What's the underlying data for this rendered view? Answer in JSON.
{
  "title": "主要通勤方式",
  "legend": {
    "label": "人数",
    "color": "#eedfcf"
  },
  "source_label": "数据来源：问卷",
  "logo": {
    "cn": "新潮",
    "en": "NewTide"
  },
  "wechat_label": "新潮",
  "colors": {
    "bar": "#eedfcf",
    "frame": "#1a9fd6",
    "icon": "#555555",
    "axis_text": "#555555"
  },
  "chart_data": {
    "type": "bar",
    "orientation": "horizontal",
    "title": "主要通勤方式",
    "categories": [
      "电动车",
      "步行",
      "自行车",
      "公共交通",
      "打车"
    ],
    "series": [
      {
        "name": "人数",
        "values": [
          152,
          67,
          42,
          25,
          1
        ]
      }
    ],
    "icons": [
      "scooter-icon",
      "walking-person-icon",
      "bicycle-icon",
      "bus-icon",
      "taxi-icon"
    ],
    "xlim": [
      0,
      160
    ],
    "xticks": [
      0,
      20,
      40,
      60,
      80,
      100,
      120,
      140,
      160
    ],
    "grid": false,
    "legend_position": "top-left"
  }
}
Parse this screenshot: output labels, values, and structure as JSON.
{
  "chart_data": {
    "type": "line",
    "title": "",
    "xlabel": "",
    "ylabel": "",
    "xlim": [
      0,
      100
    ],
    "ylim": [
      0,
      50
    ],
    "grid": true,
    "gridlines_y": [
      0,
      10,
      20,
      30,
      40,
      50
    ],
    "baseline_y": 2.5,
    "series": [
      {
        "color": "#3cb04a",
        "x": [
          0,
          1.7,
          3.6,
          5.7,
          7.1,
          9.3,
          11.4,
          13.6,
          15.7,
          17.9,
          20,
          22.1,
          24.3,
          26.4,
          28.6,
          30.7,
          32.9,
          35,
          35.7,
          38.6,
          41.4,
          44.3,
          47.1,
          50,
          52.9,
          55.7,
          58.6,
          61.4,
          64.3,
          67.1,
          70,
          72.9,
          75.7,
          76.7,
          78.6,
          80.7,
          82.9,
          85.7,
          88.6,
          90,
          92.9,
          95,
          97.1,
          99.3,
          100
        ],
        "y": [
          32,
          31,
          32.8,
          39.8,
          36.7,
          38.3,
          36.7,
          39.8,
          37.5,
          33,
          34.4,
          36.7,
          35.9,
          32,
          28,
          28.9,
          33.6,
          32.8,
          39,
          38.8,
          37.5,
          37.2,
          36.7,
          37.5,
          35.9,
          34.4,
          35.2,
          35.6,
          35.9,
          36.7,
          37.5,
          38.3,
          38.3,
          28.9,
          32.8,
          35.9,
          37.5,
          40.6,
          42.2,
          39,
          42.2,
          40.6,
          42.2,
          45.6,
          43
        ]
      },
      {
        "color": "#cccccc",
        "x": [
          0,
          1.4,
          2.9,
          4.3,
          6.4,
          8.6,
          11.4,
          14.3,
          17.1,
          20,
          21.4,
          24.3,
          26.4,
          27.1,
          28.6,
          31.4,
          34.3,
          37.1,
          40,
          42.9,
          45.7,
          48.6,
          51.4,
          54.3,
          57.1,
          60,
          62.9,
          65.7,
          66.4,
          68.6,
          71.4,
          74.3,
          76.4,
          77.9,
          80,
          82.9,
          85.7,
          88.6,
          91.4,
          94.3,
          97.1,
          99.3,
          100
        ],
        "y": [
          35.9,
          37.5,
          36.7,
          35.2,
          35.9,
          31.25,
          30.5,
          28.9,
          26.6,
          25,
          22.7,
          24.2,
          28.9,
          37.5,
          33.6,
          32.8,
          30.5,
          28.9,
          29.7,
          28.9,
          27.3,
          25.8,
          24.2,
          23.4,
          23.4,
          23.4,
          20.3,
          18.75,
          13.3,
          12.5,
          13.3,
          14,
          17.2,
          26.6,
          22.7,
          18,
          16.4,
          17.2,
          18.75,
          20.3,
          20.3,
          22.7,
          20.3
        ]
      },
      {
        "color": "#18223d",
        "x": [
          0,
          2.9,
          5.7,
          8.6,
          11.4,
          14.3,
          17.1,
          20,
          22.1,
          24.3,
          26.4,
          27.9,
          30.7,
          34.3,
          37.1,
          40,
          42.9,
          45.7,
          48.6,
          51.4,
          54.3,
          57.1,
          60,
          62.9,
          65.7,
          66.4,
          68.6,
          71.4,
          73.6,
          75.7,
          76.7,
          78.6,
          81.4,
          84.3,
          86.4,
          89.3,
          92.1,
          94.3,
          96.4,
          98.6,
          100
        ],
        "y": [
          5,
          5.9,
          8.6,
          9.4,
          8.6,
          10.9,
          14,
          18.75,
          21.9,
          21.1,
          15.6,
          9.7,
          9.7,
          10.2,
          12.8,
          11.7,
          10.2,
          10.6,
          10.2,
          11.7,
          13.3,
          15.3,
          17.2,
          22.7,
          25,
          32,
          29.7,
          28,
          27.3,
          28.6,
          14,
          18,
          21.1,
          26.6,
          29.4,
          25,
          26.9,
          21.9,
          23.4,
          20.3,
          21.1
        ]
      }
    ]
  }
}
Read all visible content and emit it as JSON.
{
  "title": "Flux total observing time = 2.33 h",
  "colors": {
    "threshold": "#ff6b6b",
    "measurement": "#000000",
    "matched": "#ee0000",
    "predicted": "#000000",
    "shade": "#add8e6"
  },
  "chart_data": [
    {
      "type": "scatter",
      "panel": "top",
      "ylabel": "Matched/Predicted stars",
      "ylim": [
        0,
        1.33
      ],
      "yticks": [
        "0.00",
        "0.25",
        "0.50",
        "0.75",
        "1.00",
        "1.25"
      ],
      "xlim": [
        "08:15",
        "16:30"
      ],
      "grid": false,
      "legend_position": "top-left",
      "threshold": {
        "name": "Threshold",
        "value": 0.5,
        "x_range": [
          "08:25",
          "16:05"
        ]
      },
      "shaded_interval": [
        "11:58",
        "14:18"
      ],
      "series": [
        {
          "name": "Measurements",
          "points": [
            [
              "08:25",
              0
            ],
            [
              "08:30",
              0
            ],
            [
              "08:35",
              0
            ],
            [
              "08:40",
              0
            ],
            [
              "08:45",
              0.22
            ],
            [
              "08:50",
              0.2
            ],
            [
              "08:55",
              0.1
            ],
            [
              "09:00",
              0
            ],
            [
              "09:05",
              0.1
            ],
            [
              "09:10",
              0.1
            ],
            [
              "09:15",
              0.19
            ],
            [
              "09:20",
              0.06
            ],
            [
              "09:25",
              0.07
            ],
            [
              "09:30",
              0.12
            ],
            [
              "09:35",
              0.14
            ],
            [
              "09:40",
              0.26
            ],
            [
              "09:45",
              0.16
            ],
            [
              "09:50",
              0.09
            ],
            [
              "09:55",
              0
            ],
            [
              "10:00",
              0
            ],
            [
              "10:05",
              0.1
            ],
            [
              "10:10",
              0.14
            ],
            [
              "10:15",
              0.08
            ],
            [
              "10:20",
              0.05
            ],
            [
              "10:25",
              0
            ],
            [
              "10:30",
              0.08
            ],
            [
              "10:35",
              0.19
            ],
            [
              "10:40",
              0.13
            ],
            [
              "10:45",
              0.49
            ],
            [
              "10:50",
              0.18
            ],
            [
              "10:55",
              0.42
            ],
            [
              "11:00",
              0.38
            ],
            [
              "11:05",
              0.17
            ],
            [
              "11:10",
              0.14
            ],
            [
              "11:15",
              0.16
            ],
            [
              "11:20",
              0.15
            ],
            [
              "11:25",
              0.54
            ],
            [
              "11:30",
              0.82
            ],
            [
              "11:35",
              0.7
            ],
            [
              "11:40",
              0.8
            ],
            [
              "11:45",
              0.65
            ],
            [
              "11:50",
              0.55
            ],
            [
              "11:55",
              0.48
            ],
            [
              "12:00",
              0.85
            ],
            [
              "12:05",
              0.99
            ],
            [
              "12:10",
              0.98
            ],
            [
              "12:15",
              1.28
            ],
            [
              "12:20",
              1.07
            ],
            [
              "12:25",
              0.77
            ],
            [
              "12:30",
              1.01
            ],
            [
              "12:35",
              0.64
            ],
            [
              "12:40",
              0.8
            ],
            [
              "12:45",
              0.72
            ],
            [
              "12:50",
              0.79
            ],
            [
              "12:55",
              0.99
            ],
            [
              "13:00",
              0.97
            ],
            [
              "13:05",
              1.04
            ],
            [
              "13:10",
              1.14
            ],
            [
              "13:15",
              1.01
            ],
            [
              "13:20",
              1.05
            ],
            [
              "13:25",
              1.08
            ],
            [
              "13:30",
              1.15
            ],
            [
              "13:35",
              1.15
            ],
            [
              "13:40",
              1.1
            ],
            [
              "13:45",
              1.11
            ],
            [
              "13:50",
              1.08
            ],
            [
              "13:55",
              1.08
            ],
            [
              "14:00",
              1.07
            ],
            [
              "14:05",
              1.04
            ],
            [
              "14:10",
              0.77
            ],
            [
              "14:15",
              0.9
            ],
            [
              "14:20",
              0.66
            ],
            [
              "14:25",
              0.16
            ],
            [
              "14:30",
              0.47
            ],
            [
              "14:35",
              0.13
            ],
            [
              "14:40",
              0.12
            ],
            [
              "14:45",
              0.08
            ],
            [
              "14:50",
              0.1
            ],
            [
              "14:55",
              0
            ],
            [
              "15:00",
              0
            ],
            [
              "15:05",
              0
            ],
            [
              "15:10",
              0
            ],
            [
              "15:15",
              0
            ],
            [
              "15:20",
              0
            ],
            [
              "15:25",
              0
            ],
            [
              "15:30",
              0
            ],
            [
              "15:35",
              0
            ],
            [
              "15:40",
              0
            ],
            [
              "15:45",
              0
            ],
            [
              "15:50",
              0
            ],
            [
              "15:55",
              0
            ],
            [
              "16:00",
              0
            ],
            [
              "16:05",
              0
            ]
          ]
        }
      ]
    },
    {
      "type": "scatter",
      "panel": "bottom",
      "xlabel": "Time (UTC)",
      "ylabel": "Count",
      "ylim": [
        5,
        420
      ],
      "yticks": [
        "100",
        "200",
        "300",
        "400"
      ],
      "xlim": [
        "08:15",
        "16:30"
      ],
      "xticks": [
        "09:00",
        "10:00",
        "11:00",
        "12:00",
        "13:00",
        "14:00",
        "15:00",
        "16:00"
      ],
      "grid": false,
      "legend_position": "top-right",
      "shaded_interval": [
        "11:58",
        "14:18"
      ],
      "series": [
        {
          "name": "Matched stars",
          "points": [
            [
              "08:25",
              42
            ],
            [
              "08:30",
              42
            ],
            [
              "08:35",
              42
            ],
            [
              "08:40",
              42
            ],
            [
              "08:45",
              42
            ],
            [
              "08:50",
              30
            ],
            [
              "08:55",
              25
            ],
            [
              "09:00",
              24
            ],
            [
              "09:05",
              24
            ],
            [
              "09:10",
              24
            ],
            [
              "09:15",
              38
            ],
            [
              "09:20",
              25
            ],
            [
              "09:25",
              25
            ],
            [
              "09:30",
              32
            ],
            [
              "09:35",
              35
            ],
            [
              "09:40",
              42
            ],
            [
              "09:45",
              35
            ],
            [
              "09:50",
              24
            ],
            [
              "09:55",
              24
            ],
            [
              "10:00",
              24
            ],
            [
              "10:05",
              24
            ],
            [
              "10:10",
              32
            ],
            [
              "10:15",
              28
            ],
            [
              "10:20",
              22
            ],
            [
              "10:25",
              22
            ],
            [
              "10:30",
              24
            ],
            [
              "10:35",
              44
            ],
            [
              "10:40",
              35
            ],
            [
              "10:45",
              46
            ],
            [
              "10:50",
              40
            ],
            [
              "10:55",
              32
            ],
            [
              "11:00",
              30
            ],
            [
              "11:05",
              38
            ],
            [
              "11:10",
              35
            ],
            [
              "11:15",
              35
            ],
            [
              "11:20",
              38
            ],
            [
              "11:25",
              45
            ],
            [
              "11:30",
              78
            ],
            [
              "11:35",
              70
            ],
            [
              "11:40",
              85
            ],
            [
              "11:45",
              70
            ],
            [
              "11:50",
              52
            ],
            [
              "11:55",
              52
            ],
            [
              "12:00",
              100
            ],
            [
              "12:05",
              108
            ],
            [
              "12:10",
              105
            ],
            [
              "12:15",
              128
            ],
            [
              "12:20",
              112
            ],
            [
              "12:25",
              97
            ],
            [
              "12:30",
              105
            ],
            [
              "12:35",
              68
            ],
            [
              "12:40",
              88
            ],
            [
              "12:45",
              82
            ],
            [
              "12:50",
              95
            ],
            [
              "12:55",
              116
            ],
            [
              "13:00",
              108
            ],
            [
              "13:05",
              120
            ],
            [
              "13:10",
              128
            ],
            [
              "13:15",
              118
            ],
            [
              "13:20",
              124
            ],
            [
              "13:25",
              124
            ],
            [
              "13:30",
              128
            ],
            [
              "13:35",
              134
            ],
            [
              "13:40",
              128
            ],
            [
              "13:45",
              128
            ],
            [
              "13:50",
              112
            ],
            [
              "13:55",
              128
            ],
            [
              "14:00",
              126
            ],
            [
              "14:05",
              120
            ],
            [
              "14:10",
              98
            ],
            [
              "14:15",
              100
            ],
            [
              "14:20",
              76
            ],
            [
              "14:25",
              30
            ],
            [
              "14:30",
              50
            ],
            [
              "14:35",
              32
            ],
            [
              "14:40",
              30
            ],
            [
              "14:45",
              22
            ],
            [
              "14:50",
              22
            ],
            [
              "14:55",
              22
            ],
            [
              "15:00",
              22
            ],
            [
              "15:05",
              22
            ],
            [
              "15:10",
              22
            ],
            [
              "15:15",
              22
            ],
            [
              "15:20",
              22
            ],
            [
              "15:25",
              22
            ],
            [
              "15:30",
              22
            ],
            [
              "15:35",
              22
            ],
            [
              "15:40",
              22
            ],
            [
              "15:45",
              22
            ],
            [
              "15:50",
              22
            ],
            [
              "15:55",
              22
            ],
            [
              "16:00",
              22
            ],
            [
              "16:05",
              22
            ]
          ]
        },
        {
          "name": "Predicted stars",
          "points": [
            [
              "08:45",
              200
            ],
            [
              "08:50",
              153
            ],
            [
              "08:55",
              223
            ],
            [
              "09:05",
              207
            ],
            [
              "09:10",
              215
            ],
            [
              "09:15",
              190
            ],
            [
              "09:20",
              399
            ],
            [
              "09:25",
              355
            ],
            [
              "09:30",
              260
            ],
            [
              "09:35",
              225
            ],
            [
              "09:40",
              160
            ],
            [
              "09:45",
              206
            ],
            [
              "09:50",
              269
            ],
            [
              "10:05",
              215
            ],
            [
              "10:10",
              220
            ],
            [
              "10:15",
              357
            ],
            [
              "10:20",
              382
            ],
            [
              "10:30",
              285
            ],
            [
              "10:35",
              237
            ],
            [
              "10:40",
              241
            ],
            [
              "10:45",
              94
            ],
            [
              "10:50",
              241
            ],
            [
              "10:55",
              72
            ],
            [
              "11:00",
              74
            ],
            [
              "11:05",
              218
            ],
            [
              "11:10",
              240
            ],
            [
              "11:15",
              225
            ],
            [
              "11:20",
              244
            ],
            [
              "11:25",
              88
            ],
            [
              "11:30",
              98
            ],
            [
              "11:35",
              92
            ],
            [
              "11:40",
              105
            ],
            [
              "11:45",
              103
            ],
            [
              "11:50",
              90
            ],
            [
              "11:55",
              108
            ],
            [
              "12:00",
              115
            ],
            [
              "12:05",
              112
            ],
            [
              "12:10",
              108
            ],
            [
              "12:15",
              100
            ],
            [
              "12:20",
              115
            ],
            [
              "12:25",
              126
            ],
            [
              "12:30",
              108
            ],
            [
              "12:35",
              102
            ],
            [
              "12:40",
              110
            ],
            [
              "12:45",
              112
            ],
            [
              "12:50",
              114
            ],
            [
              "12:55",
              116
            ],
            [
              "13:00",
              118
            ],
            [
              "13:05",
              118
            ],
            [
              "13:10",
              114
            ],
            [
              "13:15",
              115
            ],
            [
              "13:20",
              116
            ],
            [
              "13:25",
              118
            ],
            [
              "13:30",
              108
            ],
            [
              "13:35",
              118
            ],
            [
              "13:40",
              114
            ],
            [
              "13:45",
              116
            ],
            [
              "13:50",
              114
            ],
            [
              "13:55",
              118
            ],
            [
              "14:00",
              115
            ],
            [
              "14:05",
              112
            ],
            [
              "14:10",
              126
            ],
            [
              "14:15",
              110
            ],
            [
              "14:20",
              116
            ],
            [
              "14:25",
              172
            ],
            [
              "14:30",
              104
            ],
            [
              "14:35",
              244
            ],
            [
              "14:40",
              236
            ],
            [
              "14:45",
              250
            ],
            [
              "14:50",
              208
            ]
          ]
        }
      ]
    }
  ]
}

========================

Gather from the data above every line with the string "title".

  "title": "主要通勤方式",
    "title": "主要通勤方式",
    "title": "",
  "title": "Flux total observing time = 2.33 h",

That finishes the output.